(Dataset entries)
○ ○ ○ ○ ○ ○ ○

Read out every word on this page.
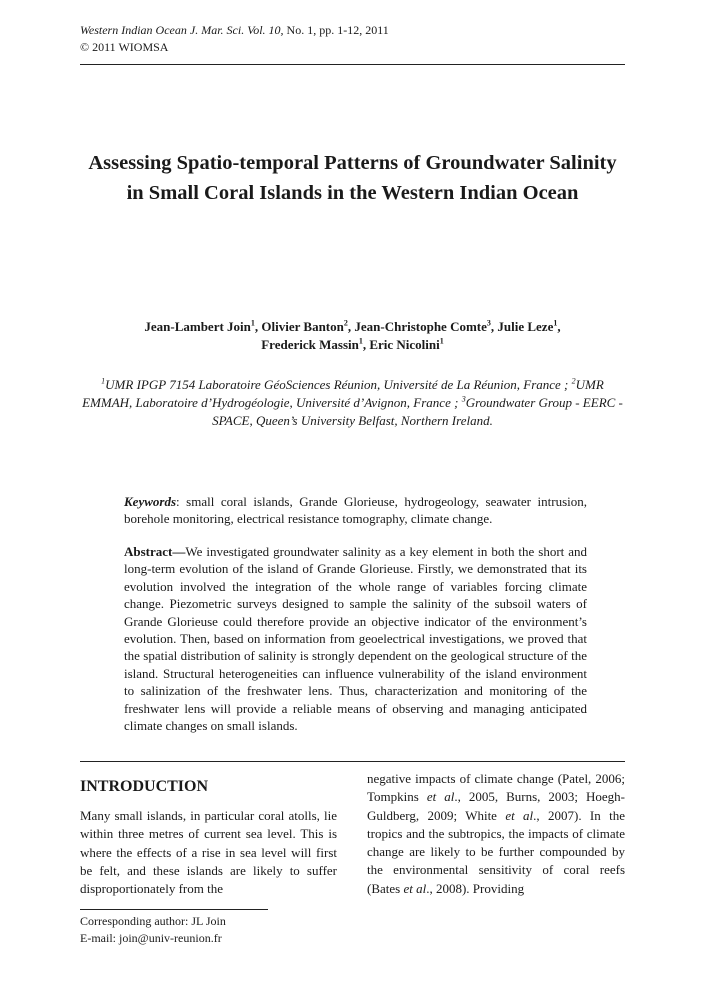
Western Indian Ocean J. Mar. Sci. Vol. 10, No. 1, pp. 1-12, 2011
© 2011 WIOMSA
Assessing Spatio-temporal Patterns of Groundwater Salinity in Small Coral Islands in the Western Indian Ocean
Jean-Lambert Join$^1$, Olivier Banton$^2$, Jean-Christophe Comte$^3$, Julie Leze$^1$,
Frederick Massin$^1$, Eric Nicolini$^1$
$^1$UMR IPGP 7154 Laboratoire GéoSciences Réunion, Université de La Réunion, France ; $^2$UMR EMMAH, Laboratoire d’Hydrogéologie, Université d’Avignon, France ; $^3$Groundwater Group - EERC - SPACE, Queen’s University Belfast, Northern Ireland.
Keywords: small coral islands, Grande Glorieuse, hydrogeology, seawater intrusion, borehole monitoring, electrical resistance tomography, climate change.
Abstract—We investigated groundwater salinity as a key element in both the short and long-term evolution of the island of Grande Glorieuse. Firstly, we demonstrated that its evolution involved the integration of the whole range of variables forcing climate change. Piezometric surveys designed to sample the salinity of the subsoil waters of Grande Glorieuse could therefore provide an objective indicator of the environment’s evolution. Then, based on information from geoelectrical investigations, we proved that the spatial distribution of salinity is strongly dependent on the geological structure of the island. Structural heterogeneities can influence vulnerability of the island environment to salinization of the freshwater lens. Thus, characterization and monitoring of the freshwater lens will provide a reliable means of observing and managing anticipated climate changes on small islands.
INTRODUCTION
Many small islands, in particular coral atolls, lie within three metres of current sea level. This is where the effects of a rise in sea level will first be felt, and these islands are likely to suffer disproportionately from the
negative impacts of climate change (Patel, 2006; Tompkins et al., 2005, Burns, 2003; Hoegh-Guldberg, 2009; White et al., 2007). In the tropics and the subtropics, the impacts of climate change are likely to be further compounded by the environmental sensitivity of coral reefs (Bates et al., 2008). Providing
Corresponding author: JL Join
E-mail: join@univ-reunion.fr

○ ○ ○ ○ ○ ○ ○

### TASK DETAILS:
The records above need to be restated word for word, with the pictures left out.

### ANSWER TO THIS EXERCISE:
Read out every word on this page.
Western Indian Ocean J. Mar. Sci. Vol. 10, No. 1, pp. 1-12, 2011
© 2011 WIOMSA
Assessing Spatio-temporal Patterns of Groundwater Salinity in Small Coral Islands in the Western Indian Ocean
Jean-Lambert Join$^1$, Olivier Banton$^2$, Jean-Christophe Comte$^3$, Julie Leze$^1$,
Frederick Massin$^1$, Eric Nicolini$^1$
$^1$UMR IPGP 7154 Laboratoire GéoSciences Réunion, Université de La Réunion, France ; $^2$UMR EMMAH, Laboratoire d’Hydrogéologie, Université d’Avignon, France ; $^3$Groundwater Group - EERC - SPACE, Queen’s University Belfast, Northern Ireland.
Keywords: small coral islands, Grande Glorieuse, hydrogeology, seawater intrusion, borehole monitoring, electrical resistance tomography, climate change.
Abstract—We investigated groundwater salinity as a key element in both the short and long-term evolution of the island of Grande Glorieuse. Firstly, we demonstrated that its evolution involved the integration of the whole range of variables forcing climate change. Piezometric surveys designed to sample the salinity of the subsoil waters of Grande Glorieuse could therefore provide an objective indicator of the environment’s evolution. Then, based on information from geoelectrical investigations, we proved that the spatial distribution of salinity is strongly dependent on the geological structure of the island. Structural heterogeneities can influence vulnerability of the island environment to salinization of the freshwater lens. Thus, characterization and monitoring of the freshwater lens will provide a reliable means of observing and managing anticipated climate changes on small islands.
INTRODUCTION
Many small islands, in particular coral atolls, lie within three metres of current sea level. This is where the effects of a rise in sea level will first be felt, and these islands are likely to suffer disproportionately from the
negative impacts of climate change (Patel, 2006; Tompkins et al., 2005, Burns, 2003; Hoegh-Guldberg, 2009; White et al., 2007). In the tropics and the subtropics, the impacts of climate change are likely to be further compounded by the environmental sensitivity of coral reefs (Bates et al., 2008). Providing
Corresponding author: JL Join
E-mail: join@univ-reunion.fr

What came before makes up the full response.